_Task prompt_
Count every line below in which "annuels" occurs, then give only the count.

** BEGIN Exercise materials **

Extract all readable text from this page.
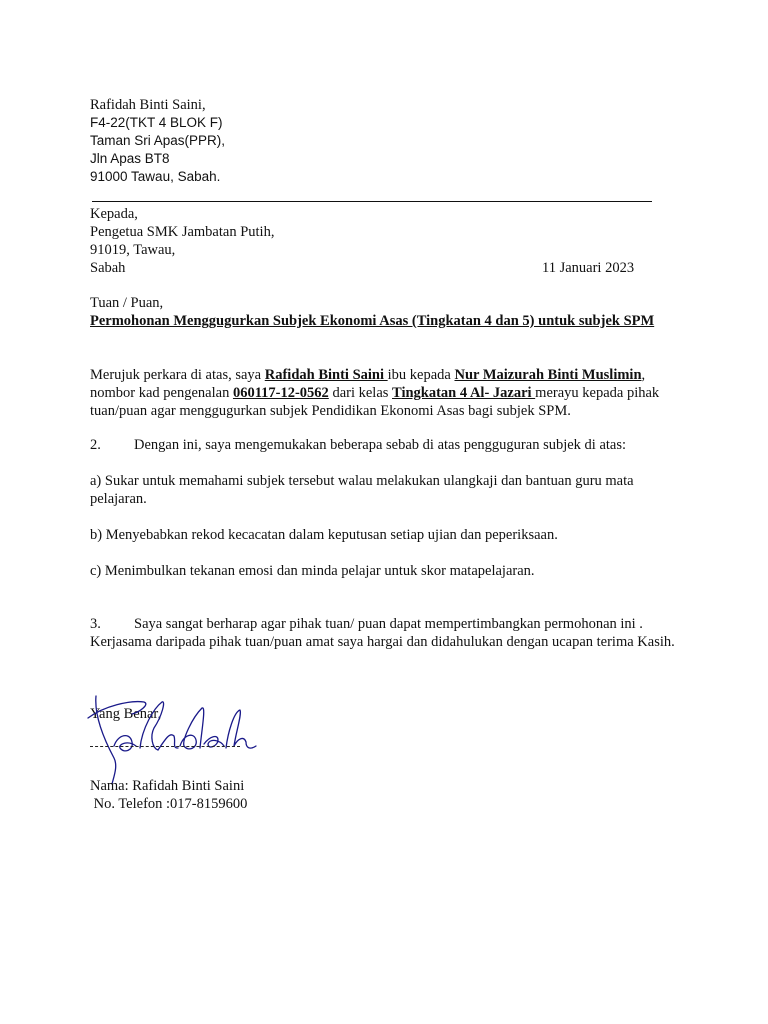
Rafidah Binti Saini,
F4-22(TKT 4 BLOK F)
Taman Sri Apas(PPR),
Jln Apas BT8
91000 Tawau, Sabah.
Kepada,
Pengetua SMK Jambatan Putih,
91019, Tawau,
Sabah	11 Januari 2023
Tuan / Puan,
Permohonan Menggugurkan Subjek Ekonomi Asas (Tingkatan 4 dan 5) untuk subjek SPM
Merujuk perkara di atas, saya Rafidah Binti Saini ibu kepada Nur Maizurah Binti Muslimin, nombor kad pengenalan 060117-12-0562 dari kelas Tingkatan 4 Al- Jazari merayu kepada pihak tuan/puan agar menggugurkan subjek Pendidikan Ekonomi Asas bagi subjek SPM.
2. Dengan ini, saya mengemukakan beberapa sebab di atas pengguguran subjek di atas:
a) Sukar untuk memahami subjek tersebut walau melakukan ulangkaji dan bantuan guru mata pelajaran.
b) Menyebabkan rekod kecacatan dalam keputusan setiap ujian dan peperiksaan.
c) Menimbulkan tekanan emosi dan minda pelajar untuk skor matapelajaran.
3. Saya sangat berharap agar pihak tuan/ puan dapat mempertimbangkan permohonan ini . Kerjasama daripada pihak tuan/puan amat saya hargai dan didahulukan dengan ucapan terima Kasih.
Yang Benar,
Nama: Rafidah Binti Saini
No. Telefon :017-8159600
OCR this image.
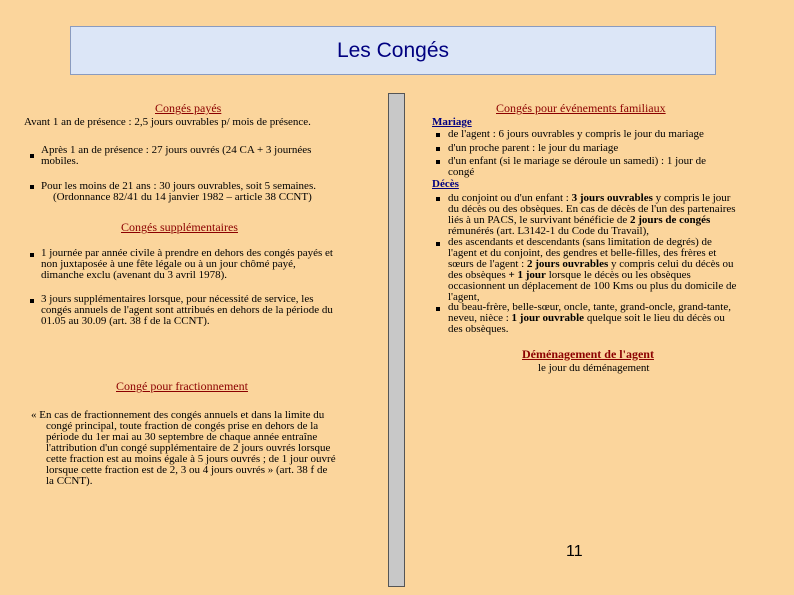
Les Congés
Congés payés
Avant 1 an de présence : 2,5 jours ouvrables p/ mois de présence.
Après 1 an de présence : 27 jours ouvrés (24 CA + 3 journées
mobiles.
Pour les moins de 21 ans : 30 jours ouvrables, soit 5 semaines.
(Ordonnance 82/41 du 14 janvier 1982 – article 38 CCNT)
Congés supplémentaires
1 journée par année civile à prendre en dehors des congés payés et
non juxtaposée à une fête légale ou à un jour chômé payé,
dimanche exclu (avenant du 3 avril 1978).
3 jours supplémentaires lorsque, pour nécessité de service, les
congés annuels de l'agent sont attribués en dehors de la période du
01.05 au 30.09 (art. 38 f de la CCNT).
Congé pour fractionnement
« En cas de fractionnement des congés annuels et dans la limite du
congé principal, toute fraction de congés prise en dehors de la
période du 1er mai au 30 septembre de chaque année entraîne
l'attribution d'un congé supplémentaire de 2 jours ouvrés lorsque
cette fraction est au moins égale à 5 jours ouvrés ; de 1 jour ouvré
lorsque cette fraction est de 2, 3 ou 4 jours ouvrés » (art. 38 f de
la CCNT).
Congés pour événements familiaux
Mariage
de l'agent : 6 jours ouvrables y compris le jour du mariage
d'un proche parent : le jour du mariage
d'un enfant (si le mariage se déroule un samedi) : 1 jour de
congé
Décès
du conjoint ou d'un enfant : 3 jours ouvrables y compris le jour
du décès ou des obsèques. En cas de décès de l'un des partenaires
liés à un PACS, le survivant bénéficie de 2 jours de congés
rémunérés (art. L3142-1 du Code du Travail),
des ascendants et descendants (sans limitation de degrés) de
l'agent et du conjoint, des gendres et belle-filles, des frères et
sœurs de l'agent : 2 jours ouvrables y compris celui du décès ou
des obsèques + 1 jour lorsque le décès ou les obsèques
occasionnent un déplacement de 100 Kms ou plus du domicile de
l'agent,
du beau-frère, belle-sœur, oncle, tante, grand-oncle, grand-tante,
neveu, nièce : 1 jour ouvrable quelque soit le lieu du décès ou
des obsèques.
Déménagement de l'agent
le jour du déménagement
11
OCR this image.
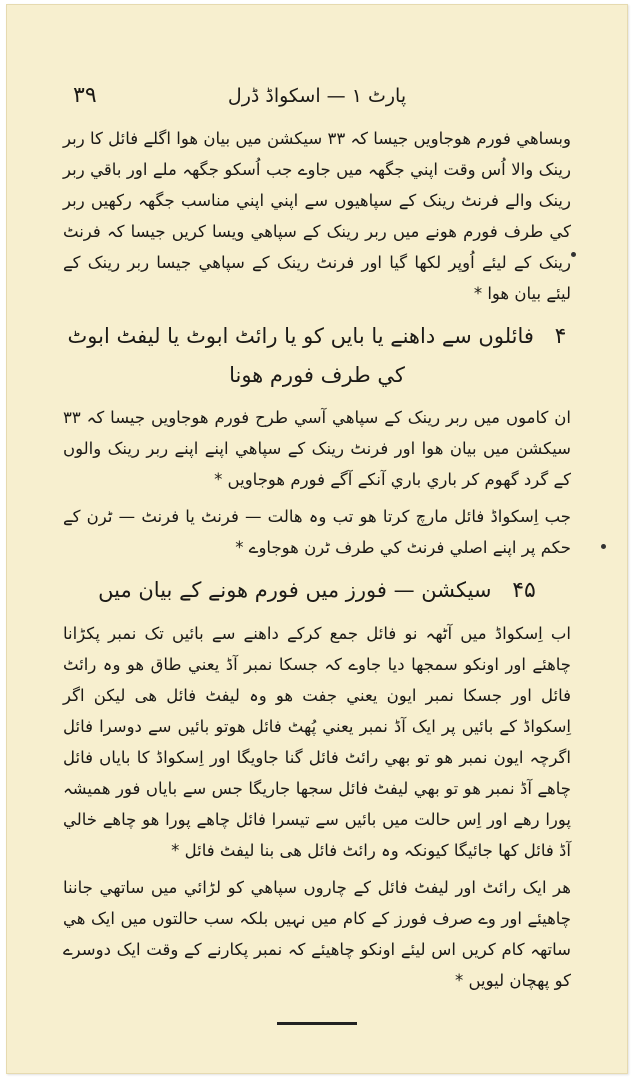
۳۹	پارٹ ۱ — اسکواڈ ڈرل

وبساھي فورم ھوجاويں جيسا کہ ۳۳ سيکشن ميں بيان ھوا اگلے فائل کا ربر رينک والا اُس وقت اپني جگھہ ميں جاوے جب اُسکو جگھہ ملے اور باقي ربر رينک والے فرنٹ رينک کے سپاھيوں سے اپني اپني مناسب جگھہ رکھيں ربر کي طرف فورم ھونے ميں ربر رينک کے سپاھي ويسا کريں جيسا کہ فرنٹ رينک کے لیئے اُوپر لکھا گيا اور فرنٹ رينک کے سپاھي جيسا ربر رينک کے لیئے بيان ھوا *

۴ فائلوں سے داھنے يا بايں کو يا رائٹ ابوٹ يا ليفٹ ابوٹ کي طرف فورم ھونا

ان کاموں ميں ربر رينک کے سپاھي آسي طرح فورم ھوجاويں جيسا کہ ۳۳ سيکشن ميں بيان ھوا اور فرنٹ رينک کے سپاھي اپنے اپنے ربر رينک والوں کے گرد گھوم کر باري باري آنکے آگے فورم ھوجاويں *

جب اِسکواڈ فائل مارچ کرتا ھو تب وہ ھالت — فرنٹ يا فرنٹ — ٹرن کے حکم پر اپنے اصلي فرنٹ کي طرف ٹرن ھوجاوے *

۴۵ سيکشن — فورز ميں فورم ھونے کے بيان ميں

اب اِسکواڈ ميں آٹھہ نو فائل جمع کرکے داھنے سے بائيں تک نمبر پکڑانا چاھئے اور اونکو سمجھا ديا جاوے کہ جسکا نمبر آڈ يعني طاق ھو وہ رائٹ فائل اور جسکا نمبر ايون يعني جفت ھو وہ ليفٹ فائل ھی ليکن اگر اِسکواڈ کے بائيں پر ايک آڈ نمبر يعني پُھٹ فائل ھوتو بائيں سے دوسرا فائل اگرچہ ايون نمبر ھو تو بھي رائٹ فائل گنا جاويگا اور اِسکواڈ کا باياں فائل چاھے آڈ نمبر ھو تو بھي ليفٹ فائل سجھا جاريگا جس سے باياں فور ھميشہ پورا رھے اور اِس حالت ميں بائيں سے تيسرا فائل چاھے پورا ھو چاھے خالي آڈ فائل کھا جائيگا کيونکہ وہ رائٹ فائل ھی بنا ليفٹ فائل *

ھر ايک رائٹ اور ليفٹ فائل کے چاروں سپاھي کو لڑائي ميں ساتھي جاننا چاھيئے اور وے صرف فورز کے کام ميں نہيں بلکہ سب حالتوں ميں ايک ھي ساتھہ کام کريں اس لیئے اونکو چاھيئے کہ نمبر پکارنے کے وقت ايک دوسرے کو پھچان ليويں *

** END Exercise materials **

_Answer_
2